## Begin Input material
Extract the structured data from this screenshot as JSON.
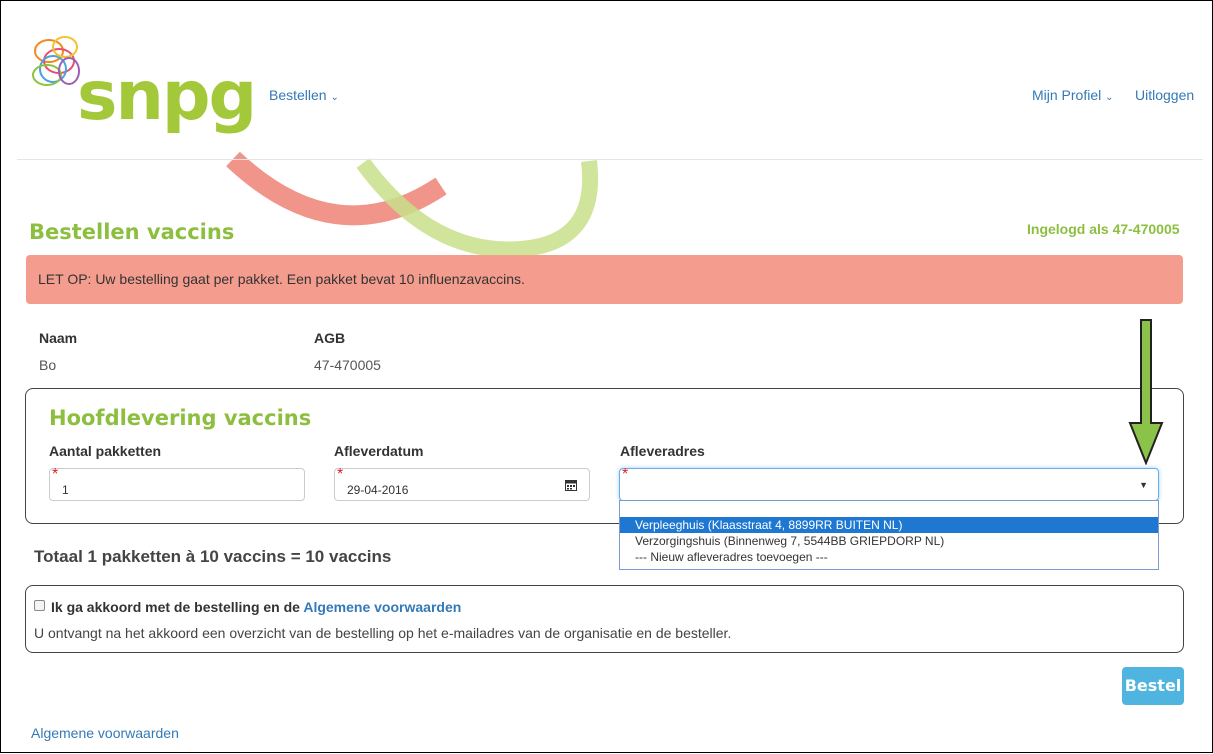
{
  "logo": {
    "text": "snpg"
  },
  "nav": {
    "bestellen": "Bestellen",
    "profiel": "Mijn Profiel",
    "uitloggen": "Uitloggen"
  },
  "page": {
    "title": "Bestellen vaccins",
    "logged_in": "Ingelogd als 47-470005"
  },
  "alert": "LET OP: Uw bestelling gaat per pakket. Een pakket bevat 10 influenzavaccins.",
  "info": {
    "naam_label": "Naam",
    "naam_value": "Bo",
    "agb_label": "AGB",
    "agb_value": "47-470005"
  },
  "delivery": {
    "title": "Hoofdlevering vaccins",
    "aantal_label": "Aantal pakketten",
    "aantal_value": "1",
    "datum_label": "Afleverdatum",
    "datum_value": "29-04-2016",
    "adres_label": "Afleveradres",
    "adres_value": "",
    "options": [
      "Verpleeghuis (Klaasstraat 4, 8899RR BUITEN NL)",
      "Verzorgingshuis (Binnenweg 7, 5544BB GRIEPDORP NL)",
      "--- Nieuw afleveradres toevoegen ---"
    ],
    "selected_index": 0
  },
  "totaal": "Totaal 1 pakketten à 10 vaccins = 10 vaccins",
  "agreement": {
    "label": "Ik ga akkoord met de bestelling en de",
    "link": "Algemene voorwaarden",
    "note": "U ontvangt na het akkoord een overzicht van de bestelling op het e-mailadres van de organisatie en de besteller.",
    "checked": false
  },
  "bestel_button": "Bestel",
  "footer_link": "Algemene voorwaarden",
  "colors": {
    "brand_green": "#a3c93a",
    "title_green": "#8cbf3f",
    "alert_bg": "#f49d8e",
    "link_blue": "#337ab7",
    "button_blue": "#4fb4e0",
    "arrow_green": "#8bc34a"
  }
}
## End Input material
Gather and return every line that holds the string "akkoord".

    "label": "Ik ga akkoord met de bestelling en de",
    "note": "U ontvangt na het akkoord een overzicht van de bestelling op het e-mailadres van de organisatie en de besteller.",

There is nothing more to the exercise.